- DIRECTIONS -
Each entry needs to be restated exactly as written.

## start EXTRACTED DATA

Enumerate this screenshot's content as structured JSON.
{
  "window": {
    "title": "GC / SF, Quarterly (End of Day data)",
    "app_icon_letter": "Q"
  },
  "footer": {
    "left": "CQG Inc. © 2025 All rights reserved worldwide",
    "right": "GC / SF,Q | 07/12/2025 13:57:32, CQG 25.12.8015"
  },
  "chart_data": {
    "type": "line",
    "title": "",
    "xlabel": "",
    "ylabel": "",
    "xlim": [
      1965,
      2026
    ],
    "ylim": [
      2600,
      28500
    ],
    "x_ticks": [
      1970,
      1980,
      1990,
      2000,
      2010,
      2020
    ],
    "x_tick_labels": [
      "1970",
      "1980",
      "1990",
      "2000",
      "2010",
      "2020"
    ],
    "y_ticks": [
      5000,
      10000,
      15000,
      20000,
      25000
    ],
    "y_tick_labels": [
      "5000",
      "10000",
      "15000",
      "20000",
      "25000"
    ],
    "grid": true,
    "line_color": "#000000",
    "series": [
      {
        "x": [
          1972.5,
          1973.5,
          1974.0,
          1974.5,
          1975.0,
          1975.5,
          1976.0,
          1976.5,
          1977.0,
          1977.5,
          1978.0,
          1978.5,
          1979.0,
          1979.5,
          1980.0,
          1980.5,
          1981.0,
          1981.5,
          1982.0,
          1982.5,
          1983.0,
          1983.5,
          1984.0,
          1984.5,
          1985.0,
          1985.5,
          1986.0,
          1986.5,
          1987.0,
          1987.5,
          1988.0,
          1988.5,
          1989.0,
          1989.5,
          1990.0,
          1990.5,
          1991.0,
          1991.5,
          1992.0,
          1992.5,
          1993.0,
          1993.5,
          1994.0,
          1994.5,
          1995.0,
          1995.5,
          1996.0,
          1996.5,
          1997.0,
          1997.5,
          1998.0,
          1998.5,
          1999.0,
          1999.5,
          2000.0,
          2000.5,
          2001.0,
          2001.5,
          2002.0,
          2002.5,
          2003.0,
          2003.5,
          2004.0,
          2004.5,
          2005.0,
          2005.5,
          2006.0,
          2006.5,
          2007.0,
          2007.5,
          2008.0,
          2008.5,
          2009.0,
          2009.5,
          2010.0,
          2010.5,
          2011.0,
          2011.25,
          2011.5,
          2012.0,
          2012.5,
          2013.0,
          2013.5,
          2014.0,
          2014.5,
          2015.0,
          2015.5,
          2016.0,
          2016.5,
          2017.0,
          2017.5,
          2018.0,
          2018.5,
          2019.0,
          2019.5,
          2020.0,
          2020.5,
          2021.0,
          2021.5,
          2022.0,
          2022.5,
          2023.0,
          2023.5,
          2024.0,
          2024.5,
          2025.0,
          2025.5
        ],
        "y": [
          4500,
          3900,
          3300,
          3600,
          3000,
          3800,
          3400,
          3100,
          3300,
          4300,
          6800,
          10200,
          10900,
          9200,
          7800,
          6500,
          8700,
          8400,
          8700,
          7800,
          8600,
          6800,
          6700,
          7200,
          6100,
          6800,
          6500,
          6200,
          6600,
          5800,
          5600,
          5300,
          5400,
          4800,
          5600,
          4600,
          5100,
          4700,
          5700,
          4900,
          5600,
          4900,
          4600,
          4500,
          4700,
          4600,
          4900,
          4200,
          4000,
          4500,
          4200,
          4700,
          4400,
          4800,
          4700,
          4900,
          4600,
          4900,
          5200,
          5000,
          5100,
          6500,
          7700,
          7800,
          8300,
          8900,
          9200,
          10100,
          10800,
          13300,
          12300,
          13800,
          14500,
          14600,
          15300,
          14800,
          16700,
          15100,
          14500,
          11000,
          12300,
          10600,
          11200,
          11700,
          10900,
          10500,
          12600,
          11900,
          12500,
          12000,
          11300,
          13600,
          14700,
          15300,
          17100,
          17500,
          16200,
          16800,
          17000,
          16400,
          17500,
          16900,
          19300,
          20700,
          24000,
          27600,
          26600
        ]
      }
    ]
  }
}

## end EXTRACTED DATA

- TASK OUTPUT -
Enumerate this screenshot's content as structured JSON.
{
  "window": {
    "title": "GC / SF, Quarterly (End of Day data)",
    "app_icon_letter": "Q"
  },
  "footer": {
    "left": "CQG Inc. © 2025 All rights reserved worldwide",
    "right": "GC / SF,Q | 07/12/2025 13:57:32, CQG 25.12.8015"
  },
  "chart_data": {
    "type": "line",
    "title": "",
    "xlabel": "",
    "ylabel": "",
    "xlim": [
      1965,
      2026
    ],
    "ylim": [
      2600,
      28500
    ],
    "x_ticks": [
      1970,
      1980,
      1990,
      2000,
      2010,
      2020
    ],
    "x_tick_labels": [
      "1970",
      "1980",
      "1990",
      "2000",
      "2010",
      "2020"
    ],
    "y_ticks": [
      5000,
      10000,
      15000,
      20000,
      25000
    ],
    "y_tick_labels": [
      "5000",
      "10000",
      "15000",
      "20000",
      "25000"
    ],
    "grid": true,
    "line_color": "#000000",
    "series": [
      {
        "x": [
          1972.5,
          1973.5,
          1974.0,
          1974.5,
          1975.0,
          1975.5,
          1976.0,
          1976.5,
          1977.0,
          1977.5,
          1978.0,
          1978.5,
          1979.0,
          1979.5,
          1980.0,
          1980.5,
          1981.0,
          1981.5,
          1982.0,
          1982.5,
          1983.0,
          1983.5,
          1984.0,
          1984.5,
          1985.0,
          1985.5,
          1986.0,
          1986.5,
          1987.0,
          1987.5,
          1988.0,
          1988.5,
          1989.0,
          1989.5,
          1990.0,
          1990.5,
          1991.0,
          1991.5,
          1992.0,
          1992.5,
          1993.0,
          1993.5,
          1994.0,
          1994.5,
          1995.0,
          1995.5,
          1996.0,
          1996.5,
          1997.0,
          1997.5,
          1998.0,
          1998.5,
          1999.0,
          1999.5,
          2000.0,
          2000.5,
          2001.0,
          2001.5,
          2002.0,
          2002.5,
          2003.0,
          2003.5,
          2004.0,
          2004.5,
          2005.0,
          2005.5,
          2006.0,
          2006.5,
          2007.0,
          2007.5,
          2008.0,
          2008.5,
          2009.0,
          2009.5,
          2010.0,
          2010.5,
          2011.0,
          2011.25,
          2011.5,
          2012.0,
          2012.5,
          2013.0,
          2013.5,
          2014.0,
          2014.5,
          2015.0,
          2015.5,
          2016.0,
          2016.5,
          2017.0,
          2017.5,
          2018.0,
          2018.5,
          2019.0,
          2019.5,
          2020.0,
          2020.5,
          2021.0,
          2021.5,
          2022.0,
          2022.5,
          2023.0,
          2023.5,
          2024.0,
          2024.5,
          2025.0,
          2025.5
        ],
        "y": [
          4500,
          3900,
          3300,
          3600,
          3000,
          3800,
          3400,
          3100,
          3300,
          4300,
          6800,
          10200,
          10900,
          9200,
          7800,
          6500,
          8700,
          8400,
          8700,
          7800,
          8600,
          6800,
          6700,
          7200,
          6100,
          6800,
          6500,
          6200,
          6600,
          5800,
          5600,
          5300,
          5400,
          4800,
          5600,
          4600,
          5100,
          4700,
          5700,
          4900,
          5600,
          4900,
          4600,
          4500,
          4700,
          4600,
          4900,
          4200,
          4000,
          4500,
          4200,
          4700,
          4400,
          4800,
          4700,
          4900,
          4600,
          4900,
          5200,
          5000,
          5100,
          6500,
          7700,
          7800,
          8300,
          8900,
          9200,
          10100,
          10800,
          13300,
          12300,
          13800,
          14500,
          14600,
          15300,
          14800,
          16700,
          15100,
          14500,
          11000,
          12300,
          10600,
          11200,
          11700,
          10900,
          10500,
          12600,
          11900,
          12500,
          12000,
          11300,
          13600,
          14700,
          15300,
          17100,
          17500,
          16200,
          16800,
          17000,
          16400,
          17500,
          16900,
          19300,
          20700,
          24000,
          27600,
          26600
        ]
      }
    ]
  }
}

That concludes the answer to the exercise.